● TASK STATEMENT: Could you repeat, word for word, every line from the one containing "Transcribe this image's" through the final line of the records below, and nothing else?
** START OF EXCERPTED RECORDS **
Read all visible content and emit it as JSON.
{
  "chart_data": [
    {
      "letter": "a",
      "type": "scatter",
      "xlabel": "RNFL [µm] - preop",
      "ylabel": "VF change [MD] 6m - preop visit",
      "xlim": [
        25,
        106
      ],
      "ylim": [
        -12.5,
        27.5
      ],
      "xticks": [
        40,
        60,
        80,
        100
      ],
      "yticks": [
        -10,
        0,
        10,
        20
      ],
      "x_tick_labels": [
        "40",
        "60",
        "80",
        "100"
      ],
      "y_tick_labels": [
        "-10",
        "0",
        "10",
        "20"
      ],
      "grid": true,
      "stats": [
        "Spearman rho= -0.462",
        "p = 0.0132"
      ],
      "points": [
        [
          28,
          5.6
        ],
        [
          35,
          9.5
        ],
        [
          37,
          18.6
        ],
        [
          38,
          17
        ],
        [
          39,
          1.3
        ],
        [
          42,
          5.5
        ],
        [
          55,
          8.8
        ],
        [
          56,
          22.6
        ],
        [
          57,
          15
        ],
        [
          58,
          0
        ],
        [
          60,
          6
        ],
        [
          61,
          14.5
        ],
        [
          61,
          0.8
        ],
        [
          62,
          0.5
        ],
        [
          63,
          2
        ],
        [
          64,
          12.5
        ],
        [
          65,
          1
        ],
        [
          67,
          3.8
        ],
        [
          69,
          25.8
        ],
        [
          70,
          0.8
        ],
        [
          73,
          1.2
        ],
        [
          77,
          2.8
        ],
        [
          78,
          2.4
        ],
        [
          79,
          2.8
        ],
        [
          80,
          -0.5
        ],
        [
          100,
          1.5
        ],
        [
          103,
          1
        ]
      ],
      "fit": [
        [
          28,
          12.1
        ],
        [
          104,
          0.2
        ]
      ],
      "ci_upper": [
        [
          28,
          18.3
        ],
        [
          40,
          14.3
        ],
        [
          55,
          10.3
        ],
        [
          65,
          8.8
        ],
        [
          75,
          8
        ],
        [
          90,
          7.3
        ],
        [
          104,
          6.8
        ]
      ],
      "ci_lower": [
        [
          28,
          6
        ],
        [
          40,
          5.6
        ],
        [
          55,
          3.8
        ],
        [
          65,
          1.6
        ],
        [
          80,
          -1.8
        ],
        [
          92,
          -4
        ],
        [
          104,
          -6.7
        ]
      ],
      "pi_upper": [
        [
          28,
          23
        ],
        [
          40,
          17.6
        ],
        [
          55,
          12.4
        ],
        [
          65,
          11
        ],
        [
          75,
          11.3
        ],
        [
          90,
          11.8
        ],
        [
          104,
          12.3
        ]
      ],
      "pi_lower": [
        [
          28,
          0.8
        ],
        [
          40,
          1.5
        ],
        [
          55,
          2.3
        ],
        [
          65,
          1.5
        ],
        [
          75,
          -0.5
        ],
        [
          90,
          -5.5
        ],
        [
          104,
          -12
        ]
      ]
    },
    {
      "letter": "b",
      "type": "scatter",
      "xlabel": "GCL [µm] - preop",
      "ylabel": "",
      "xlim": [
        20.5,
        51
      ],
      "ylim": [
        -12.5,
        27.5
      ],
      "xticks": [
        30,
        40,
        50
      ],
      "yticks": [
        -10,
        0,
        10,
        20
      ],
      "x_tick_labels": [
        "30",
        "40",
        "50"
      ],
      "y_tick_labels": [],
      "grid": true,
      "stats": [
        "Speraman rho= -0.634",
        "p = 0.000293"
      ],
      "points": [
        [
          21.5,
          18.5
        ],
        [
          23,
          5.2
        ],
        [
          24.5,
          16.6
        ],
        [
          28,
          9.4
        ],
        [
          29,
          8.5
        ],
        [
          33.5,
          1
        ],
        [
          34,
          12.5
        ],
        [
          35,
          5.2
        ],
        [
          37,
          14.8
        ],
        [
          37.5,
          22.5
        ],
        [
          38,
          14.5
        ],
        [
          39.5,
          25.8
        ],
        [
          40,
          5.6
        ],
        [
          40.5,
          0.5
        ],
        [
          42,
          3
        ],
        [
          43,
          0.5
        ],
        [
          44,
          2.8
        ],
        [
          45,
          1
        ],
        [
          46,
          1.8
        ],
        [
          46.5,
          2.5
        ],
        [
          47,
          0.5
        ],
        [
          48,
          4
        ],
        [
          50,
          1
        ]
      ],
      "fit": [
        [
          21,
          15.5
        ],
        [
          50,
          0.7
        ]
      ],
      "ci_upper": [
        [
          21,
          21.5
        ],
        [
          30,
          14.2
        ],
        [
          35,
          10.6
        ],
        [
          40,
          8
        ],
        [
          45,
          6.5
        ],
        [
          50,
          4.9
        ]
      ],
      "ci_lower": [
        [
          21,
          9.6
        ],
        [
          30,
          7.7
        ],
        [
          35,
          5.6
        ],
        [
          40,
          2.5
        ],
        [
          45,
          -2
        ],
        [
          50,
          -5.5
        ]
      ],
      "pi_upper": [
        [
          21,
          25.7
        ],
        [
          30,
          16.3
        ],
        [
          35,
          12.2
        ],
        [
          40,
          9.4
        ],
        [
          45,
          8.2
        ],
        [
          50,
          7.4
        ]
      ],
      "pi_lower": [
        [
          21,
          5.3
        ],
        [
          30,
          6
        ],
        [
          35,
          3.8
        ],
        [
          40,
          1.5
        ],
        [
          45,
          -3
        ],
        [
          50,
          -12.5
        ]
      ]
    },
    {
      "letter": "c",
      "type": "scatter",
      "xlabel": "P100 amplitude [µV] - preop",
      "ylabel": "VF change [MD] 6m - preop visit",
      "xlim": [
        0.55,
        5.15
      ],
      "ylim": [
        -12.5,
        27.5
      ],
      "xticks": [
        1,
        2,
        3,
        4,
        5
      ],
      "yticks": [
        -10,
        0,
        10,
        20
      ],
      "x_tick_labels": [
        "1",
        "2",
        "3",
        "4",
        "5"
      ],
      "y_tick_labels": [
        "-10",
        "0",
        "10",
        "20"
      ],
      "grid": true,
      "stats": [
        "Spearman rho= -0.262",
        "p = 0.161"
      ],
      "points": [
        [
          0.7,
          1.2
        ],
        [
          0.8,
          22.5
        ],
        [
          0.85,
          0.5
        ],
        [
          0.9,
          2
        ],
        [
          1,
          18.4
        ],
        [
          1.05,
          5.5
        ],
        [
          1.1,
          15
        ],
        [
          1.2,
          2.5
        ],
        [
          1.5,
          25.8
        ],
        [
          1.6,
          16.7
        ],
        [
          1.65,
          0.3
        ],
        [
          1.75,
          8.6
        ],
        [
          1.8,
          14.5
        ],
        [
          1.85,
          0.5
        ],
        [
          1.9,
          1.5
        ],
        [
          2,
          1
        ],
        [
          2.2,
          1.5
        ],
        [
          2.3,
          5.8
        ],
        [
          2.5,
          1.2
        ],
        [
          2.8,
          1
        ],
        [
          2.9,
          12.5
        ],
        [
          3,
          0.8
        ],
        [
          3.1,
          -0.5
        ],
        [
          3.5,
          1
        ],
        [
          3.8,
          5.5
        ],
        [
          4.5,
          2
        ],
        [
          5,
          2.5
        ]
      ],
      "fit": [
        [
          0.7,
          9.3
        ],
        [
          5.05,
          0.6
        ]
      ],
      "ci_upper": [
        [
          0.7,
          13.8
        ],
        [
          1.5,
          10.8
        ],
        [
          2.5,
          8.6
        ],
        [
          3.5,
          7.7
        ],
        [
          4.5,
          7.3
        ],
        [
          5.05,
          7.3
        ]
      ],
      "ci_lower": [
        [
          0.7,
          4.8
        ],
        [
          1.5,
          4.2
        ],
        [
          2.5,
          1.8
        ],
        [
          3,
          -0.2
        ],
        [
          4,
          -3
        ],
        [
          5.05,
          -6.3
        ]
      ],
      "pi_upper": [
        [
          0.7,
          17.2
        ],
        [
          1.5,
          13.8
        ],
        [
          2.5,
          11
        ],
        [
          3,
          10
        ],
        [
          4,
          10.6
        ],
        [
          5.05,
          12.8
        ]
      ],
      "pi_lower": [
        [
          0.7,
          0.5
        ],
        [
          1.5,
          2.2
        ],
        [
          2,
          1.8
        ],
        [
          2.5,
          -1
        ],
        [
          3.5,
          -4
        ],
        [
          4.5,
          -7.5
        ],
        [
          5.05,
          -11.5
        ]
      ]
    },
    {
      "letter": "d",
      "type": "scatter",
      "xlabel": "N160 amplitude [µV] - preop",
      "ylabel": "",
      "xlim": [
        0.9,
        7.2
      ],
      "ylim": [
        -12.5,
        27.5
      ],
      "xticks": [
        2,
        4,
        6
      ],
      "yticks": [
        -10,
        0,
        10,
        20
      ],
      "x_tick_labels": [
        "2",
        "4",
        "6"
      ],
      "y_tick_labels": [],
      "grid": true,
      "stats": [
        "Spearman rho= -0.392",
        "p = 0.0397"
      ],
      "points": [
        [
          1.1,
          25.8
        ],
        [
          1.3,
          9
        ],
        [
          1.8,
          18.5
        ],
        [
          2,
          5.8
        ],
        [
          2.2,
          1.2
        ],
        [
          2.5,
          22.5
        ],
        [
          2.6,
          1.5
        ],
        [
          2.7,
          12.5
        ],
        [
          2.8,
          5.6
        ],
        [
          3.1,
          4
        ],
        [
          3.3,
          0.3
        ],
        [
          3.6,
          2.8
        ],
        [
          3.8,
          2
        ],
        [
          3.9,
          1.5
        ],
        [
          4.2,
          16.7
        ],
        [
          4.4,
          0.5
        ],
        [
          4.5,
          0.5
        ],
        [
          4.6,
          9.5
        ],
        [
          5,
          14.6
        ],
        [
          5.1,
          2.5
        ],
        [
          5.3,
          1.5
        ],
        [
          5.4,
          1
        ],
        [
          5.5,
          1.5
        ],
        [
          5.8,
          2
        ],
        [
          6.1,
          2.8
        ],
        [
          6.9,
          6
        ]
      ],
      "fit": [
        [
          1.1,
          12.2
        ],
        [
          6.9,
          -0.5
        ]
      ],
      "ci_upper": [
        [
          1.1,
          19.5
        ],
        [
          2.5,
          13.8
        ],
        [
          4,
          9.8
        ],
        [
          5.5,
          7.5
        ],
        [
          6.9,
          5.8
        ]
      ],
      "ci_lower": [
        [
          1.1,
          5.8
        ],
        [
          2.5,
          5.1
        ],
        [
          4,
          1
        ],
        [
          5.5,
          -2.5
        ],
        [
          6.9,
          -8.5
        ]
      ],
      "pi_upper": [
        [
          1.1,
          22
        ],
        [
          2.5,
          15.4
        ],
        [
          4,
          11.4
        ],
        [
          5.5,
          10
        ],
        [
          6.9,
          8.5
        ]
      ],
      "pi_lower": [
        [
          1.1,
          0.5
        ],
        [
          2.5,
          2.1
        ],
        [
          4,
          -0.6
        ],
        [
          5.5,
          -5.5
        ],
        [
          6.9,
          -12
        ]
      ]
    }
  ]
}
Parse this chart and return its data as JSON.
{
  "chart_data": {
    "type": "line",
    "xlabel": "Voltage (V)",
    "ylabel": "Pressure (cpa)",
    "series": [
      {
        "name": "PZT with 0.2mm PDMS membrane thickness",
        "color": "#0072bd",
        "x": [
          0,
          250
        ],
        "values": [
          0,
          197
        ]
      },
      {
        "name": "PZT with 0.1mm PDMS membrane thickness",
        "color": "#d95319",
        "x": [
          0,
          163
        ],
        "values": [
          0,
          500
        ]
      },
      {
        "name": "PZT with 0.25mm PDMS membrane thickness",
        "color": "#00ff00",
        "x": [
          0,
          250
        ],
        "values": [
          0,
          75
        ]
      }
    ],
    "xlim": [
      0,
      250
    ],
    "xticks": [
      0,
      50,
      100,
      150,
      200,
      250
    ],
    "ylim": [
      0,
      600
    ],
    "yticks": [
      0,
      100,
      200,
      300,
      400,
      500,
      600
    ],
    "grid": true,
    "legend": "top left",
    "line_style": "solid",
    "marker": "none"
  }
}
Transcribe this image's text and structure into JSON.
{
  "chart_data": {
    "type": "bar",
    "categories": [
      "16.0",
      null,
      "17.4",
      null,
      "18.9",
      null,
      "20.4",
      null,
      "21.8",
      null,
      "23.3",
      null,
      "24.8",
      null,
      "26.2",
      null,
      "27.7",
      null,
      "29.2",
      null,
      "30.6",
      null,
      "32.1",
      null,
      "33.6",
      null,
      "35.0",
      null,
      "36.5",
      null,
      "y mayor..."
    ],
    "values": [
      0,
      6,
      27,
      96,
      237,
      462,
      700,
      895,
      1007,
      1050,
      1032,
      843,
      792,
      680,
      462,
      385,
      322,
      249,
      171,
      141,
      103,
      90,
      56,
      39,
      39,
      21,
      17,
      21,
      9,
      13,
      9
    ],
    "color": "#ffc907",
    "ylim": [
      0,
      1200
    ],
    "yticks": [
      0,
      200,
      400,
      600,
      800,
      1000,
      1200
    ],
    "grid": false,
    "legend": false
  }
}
** END OF EXCERPTED RECORDS **
● PROBLEM SOLUTION:
Transcribe this image's text and structure into JSON.
{
  "chart_data": {
    "type": "bar",
    "categories": [
      "16.0",
      null,
      "17.4",
      null,
      "18.9",
      null,
      "20.4",
      null,
      "21.8",
      null,
      "23.3",
      null,
      "24.8",
      null,
      "26.2",
      null,
      "27.7",
      null,
      "29.2",
      null,
      "30.6",
      null,
      "32.1",
      null,
      "33.6",
      null,
      "35.0",
      null,
      "36.5",
      null,
      "y mayor..."
    ],
    "values": [
      0,
      6,
      27,
      96,
      237,
      462,
      700,
      895,
      1007,
      1050,
      1032,
      843,
      792,
      680,
      462,
      385,
      322,
      249,
      171,
      141,
      103,
      90,
      56,
      39,
      39,
      21,
      17,
      21,
      9,
      13,
      9
    ],
    "color": "#ffc907",
    "ylim": [
      0,
      1200
    ],
    "yticks": [
      0,
      200,
      400,
      600,
      800,
      1000,
      1200
    ],
    "grid": false,
    "legend": false
  }
}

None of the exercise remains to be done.